Dataset rows about figures
>> START
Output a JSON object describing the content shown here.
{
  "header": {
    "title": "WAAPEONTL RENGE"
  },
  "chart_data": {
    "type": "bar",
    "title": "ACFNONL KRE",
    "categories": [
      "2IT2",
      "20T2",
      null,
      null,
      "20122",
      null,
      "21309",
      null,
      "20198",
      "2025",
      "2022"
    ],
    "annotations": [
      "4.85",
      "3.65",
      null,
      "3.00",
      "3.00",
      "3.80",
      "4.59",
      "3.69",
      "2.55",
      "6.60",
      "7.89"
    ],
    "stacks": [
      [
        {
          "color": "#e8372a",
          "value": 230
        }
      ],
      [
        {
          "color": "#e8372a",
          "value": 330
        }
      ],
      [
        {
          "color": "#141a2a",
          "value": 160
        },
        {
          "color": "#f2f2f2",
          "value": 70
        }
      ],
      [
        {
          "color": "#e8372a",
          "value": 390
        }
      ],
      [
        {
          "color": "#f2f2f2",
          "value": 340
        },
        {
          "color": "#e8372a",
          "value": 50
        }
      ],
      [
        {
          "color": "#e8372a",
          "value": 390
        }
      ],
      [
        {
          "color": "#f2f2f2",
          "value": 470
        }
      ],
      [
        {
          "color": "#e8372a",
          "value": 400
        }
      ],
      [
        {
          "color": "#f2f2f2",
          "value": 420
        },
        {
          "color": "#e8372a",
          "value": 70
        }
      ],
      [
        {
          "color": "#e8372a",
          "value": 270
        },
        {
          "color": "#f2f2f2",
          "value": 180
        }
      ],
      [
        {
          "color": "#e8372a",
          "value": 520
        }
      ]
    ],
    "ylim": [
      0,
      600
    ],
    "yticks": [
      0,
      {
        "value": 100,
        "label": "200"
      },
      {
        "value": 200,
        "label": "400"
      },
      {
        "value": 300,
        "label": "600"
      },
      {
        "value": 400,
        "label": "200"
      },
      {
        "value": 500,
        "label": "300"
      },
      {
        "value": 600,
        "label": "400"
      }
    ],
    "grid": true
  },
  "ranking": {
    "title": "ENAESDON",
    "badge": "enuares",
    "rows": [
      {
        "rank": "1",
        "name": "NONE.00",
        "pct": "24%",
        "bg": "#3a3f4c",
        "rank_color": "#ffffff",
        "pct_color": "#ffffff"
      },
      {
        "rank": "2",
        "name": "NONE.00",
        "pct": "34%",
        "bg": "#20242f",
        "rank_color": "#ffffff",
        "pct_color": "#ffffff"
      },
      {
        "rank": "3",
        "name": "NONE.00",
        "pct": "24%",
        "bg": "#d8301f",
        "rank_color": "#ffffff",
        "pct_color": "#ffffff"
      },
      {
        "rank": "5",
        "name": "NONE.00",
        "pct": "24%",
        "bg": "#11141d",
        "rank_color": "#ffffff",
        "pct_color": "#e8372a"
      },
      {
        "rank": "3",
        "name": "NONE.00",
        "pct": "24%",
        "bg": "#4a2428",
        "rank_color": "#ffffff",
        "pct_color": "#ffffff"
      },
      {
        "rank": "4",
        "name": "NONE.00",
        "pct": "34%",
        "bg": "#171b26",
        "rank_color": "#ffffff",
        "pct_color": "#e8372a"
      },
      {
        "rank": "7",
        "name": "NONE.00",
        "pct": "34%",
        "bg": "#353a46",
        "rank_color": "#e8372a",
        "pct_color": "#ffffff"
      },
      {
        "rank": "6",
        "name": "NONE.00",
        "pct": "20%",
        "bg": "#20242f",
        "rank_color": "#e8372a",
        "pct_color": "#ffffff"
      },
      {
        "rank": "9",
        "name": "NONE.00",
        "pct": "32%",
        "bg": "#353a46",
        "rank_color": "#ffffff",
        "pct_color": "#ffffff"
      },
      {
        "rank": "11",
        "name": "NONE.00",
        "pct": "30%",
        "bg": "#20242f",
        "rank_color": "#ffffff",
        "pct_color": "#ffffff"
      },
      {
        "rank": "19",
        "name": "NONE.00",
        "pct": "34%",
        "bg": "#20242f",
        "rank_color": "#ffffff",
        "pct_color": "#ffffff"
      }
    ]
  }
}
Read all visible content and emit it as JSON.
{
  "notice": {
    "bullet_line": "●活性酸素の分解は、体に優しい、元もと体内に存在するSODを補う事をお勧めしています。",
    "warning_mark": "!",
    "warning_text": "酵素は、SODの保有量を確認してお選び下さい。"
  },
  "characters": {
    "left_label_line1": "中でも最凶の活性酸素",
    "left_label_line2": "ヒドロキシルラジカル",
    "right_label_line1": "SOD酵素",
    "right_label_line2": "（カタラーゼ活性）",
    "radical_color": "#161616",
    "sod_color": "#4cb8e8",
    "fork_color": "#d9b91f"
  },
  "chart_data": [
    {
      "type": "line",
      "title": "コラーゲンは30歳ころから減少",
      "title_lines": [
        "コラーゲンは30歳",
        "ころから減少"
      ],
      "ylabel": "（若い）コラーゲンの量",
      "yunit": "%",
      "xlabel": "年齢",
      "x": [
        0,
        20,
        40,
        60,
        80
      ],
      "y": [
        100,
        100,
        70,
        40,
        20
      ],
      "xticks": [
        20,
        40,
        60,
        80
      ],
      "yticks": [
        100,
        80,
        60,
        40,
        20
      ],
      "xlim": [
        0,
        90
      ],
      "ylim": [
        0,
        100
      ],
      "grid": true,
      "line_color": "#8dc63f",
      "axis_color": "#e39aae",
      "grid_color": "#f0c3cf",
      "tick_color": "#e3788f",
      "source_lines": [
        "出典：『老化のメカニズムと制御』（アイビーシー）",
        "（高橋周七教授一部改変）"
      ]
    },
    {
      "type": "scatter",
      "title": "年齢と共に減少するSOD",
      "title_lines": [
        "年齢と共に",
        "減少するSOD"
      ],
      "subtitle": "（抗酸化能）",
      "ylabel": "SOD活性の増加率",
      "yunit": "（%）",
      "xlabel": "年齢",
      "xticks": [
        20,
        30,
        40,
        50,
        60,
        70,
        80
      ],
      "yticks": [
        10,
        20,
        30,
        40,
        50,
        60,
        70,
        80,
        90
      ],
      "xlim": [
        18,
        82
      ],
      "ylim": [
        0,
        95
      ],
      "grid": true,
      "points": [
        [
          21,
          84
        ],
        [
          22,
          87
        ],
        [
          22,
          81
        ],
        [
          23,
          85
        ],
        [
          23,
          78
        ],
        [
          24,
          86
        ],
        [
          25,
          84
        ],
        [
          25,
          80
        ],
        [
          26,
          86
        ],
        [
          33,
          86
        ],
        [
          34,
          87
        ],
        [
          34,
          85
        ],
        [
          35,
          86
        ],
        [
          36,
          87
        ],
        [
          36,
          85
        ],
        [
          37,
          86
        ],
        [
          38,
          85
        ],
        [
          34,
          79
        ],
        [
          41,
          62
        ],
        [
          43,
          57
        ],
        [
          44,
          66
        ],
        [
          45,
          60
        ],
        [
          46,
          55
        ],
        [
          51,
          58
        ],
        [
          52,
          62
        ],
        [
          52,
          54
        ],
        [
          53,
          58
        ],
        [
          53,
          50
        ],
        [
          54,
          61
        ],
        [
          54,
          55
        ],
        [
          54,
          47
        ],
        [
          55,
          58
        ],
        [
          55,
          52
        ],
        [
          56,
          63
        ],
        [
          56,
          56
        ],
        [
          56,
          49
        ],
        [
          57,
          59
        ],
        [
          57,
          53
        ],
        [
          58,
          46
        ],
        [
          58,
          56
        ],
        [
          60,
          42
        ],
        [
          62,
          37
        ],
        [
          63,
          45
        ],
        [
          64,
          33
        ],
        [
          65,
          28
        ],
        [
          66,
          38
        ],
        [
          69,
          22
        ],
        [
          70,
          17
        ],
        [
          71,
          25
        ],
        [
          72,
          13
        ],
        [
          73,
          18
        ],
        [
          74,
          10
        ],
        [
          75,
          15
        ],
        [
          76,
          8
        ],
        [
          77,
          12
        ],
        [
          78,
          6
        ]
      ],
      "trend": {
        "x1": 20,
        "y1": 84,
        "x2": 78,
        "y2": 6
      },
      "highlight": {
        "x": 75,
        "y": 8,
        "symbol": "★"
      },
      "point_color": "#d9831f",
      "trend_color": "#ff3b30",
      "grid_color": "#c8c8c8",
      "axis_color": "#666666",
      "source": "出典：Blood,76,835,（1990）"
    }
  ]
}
>> END
### WHAT THE TASK REQUIRES
Show the lines of the material that contain the word "content".

### COMPLETED TASK
Output a JSON object describing the content shown here.
Read all visible content and emit it as JSON.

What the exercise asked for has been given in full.